### Aim of the task
Please repeat all of the lines that follow, exactly as written.

### Data shown
* begin *

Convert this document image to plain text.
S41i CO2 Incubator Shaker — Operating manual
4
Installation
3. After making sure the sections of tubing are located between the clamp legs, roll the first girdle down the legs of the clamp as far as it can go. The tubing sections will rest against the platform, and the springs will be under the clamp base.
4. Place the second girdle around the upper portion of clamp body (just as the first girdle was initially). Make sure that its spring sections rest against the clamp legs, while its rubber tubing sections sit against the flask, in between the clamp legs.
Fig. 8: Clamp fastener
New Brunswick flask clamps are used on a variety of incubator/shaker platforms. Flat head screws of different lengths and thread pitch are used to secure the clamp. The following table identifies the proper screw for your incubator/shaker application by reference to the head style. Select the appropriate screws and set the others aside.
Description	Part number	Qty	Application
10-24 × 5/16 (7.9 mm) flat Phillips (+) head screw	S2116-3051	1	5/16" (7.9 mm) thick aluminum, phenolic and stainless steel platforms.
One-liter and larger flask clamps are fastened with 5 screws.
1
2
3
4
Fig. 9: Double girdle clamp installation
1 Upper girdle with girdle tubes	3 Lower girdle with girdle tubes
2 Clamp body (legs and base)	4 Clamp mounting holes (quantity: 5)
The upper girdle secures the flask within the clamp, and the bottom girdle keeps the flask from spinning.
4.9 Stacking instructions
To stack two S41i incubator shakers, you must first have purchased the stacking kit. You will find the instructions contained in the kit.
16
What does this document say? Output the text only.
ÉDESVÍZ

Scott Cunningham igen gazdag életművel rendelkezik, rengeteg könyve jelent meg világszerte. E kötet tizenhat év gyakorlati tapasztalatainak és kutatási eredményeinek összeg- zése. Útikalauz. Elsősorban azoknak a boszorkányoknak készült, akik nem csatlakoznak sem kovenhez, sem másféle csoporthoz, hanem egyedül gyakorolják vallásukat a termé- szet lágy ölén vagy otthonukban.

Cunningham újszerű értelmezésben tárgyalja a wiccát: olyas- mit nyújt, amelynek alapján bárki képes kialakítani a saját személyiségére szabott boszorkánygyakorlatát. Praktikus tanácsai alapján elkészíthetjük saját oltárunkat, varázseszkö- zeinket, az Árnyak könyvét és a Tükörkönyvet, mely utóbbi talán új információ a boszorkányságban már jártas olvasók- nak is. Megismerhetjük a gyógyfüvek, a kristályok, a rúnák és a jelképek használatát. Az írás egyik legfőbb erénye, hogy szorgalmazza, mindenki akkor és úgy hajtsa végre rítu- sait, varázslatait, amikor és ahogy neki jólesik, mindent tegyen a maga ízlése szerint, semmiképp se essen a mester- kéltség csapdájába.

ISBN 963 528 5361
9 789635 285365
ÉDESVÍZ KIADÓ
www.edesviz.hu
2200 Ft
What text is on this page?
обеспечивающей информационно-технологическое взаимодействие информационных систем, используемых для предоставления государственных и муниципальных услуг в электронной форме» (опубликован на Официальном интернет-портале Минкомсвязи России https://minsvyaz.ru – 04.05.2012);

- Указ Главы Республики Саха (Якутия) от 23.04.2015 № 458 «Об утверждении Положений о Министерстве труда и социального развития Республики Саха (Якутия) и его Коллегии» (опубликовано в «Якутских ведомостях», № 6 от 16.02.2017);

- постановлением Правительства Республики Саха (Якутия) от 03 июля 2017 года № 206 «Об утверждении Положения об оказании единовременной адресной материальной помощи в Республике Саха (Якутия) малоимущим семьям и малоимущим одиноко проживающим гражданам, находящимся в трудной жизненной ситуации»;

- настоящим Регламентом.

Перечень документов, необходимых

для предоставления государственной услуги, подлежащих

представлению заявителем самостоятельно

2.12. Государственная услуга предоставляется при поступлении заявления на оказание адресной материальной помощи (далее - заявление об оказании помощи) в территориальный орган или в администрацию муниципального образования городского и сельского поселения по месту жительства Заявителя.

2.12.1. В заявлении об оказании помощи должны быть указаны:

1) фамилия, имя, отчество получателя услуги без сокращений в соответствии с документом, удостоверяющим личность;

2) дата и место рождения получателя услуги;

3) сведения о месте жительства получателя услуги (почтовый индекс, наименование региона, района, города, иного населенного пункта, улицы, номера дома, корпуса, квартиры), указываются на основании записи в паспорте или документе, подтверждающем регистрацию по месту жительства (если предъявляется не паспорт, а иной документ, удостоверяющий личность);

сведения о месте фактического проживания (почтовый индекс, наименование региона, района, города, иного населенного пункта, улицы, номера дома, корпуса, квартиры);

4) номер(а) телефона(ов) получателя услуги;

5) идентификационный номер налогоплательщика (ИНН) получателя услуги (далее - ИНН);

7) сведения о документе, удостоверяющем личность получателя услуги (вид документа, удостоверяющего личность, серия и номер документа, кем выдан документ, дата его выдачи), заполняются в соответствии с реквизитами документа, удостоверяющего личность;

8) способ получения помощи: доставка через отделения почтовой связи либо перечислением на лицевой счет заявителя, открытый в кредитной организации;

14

* end *

### Expected output
Convert this document image to plain text.
S41i CO2 Incubator Shaker — Operating manual
4
Installation
3. After making sure the sections of tubing are located between the clamp legs, roll the first girdle down the legs of the clamp as far as it can go. The tubing sections will rest against the platform, and the springs will be under the clamp base.
4. Place the second girdle around the upper portion of clamp body (just as the first girdle was initially). Make sure that its spring sections rest against the clamp legs, while its rubber tubing sections sit against the flask, in between the clamp legs.
Fig. 8: Clamp fastener
New Brunswick flask clamps are used on a variety of incubator/shaker platforms. Flat head screws of different lengths and thread pitch are used to secure the clamp. The following table identifies the proper screw for your incubator/shaker application by reference to the head style. Select the appropriate screws and set the others aside.
Description	Part number	Qty	Application
10-24 × 5/16 (7.9 mm) flat Phillips (+) head screw	S2116-3051	1	5/16" (7.9 mm) thick aluminum, phenolic and stainless steel platforms.
One-liter and larger flask clamps are fastened with 5 screws.
1
2
3
4
Fig. 9: Double girdle clamp installation
1 Upper girdle with girdle tubes	3 Lower girdle with girdle tubes
2 Clamp body (legs and base)	4 Clamp mounting holes (quantity: 5)
The upper girdle secures the flask within the clamp, and the bottom girdle keeps the flask from spinning.
4.9 Stacking instructions
To stack two S41i incubator shakers, you must first have purchased the stacking kit. You will find the instructions contained in the kit.
16
What does this document say? Output the text only.
ÉDESVÍZ

Scott Cunningham igen gazdag életművel rendelkezik, rengeteg könyve jelent meg világszerte. E kötet tizenhat év gyakorlati tapasztalatainak és kutatási eredményeinek összeg- zése. Útikalauz. Elsősorban azoknak a boszorkányoknak készült, akik nem csatlakoznak sem kovenhez, sem másféle csoporthoz, hanem egyedül gyakorolják vallásukat a termé- szet lágy ölén vagy otthonukban.

Cunningham újszerű értelmezésben tárgyalja a wiccát: olyas- mit nyújt, amelynek alapján bárki képes kialakítani a saját személyiségére szabott boszorkánygyakorlatát. Praktikus tanácsai alapján elkészíthetjük saját oltárunkat, varázseszkö- zeinket, az Árnyak könyvét és a Tükörkönyvet, mely utóbbi talán új információ a boszorkányságban már jártas olvasók- nak is. Megismerhetjük a gyógyfüvek, a kristályok, a rúnák és a jelképek használatát. Az írás egyik legfőbb erénye, hogy szorgalmazza, mindenki akkor és úgy hajtsa végre rítu- sait, varázslatait, amikor és ahogy neki jólesik, mindent tegyen a maga ízlése szerint, semmiképp se essen a mester- kéltség csapdájába.

ISBN 963 528 5361
9 789635 285365
ÉDESVÍZ KIADÓ
www.edesviz.hu
2200 Ft
What text is on this page?
обеспечивающей информационно-технологическое взаимодействие информационных систем, используемых для предоставления государственных и муниципальных услуг в электронной форме» (опубликован на Официальном интернет-портале Минкомсвязи России https://minsvyaz.ru – 04.05.2012);

- Указ Главы Республики Саха (Якутия) от 23.04.2015 № 458 «Об утверждении Положений о Министерстве труда и социального развития Республики Саха (Якутия) и его Коллегии» (опубликовано в «Якутских ведомостях», № 6 от 16.02.2017);

- постановлением Правительства Республики Саха (Якутия) от 03 июля 2017 года № 206 «Об утверждении Положения об оказании единовременной адресной материальной помощи в Республике Саха (Якутия) малоимущим семьям и малоимущим одиноко проживающим гражданам, находящимся в трудной жизненной ситуации»;

- настоящим Регламентом.

Перечень документов, необходимых

для предоставления государственной услуги, подлежащих

представлению заявителем самостоятельно

2.12. Государственная услуга предоставляется при поступлении заявления на оказание адресной материальной помощи (далее - заявление об оказании помощи) в территориальный орган или в администрацию муниципального образования городского и сельского поселения по месту жительства Заявителя.

2.12.1. В заявлении об оказании помощи должны быть указаны:

1) фамилия, имя, отчество получателя услуги без сокращений в соответствии с документом, удостоверяющим личность;

2) дата и место рождения получателя услуги;

3) сведения о месте жительства получателя услуги (почтовый индекс, наименование региона, района, города, иного населенного пункта, улицы, номера дома, корпуса, квартиры), указываются на основании записи в паспорте или документе, подтверждающем регистрацию по месту жительства (если предъявляется не паспорт, а иной документ, удостоверяющий личность);

сведения о месте фактического проживания (почтовый индекс, наименование региона, района, города, иного населенного пункта, улицы, номера дома, корпуса, квартиры);

4) номер(а) телефона(ов) получателя услуги;

5) идентификационный номер налогоплательщика (ИНН) получателя услуги (далее - ИНН);

7) сведения о документе, удостоверяющем личность получателя услуги (вид документа, удостоверяющего личность, серия и номер документа, кем выдан документ, дата его выдачи), заполняются в соответствии с реквизитами документа, удостоверяющего личность;

8) способ получения помощи: доставка через отделения почтовой связи либо перечислением на лицевой счет заявителя, открытый в кредитной организации;

14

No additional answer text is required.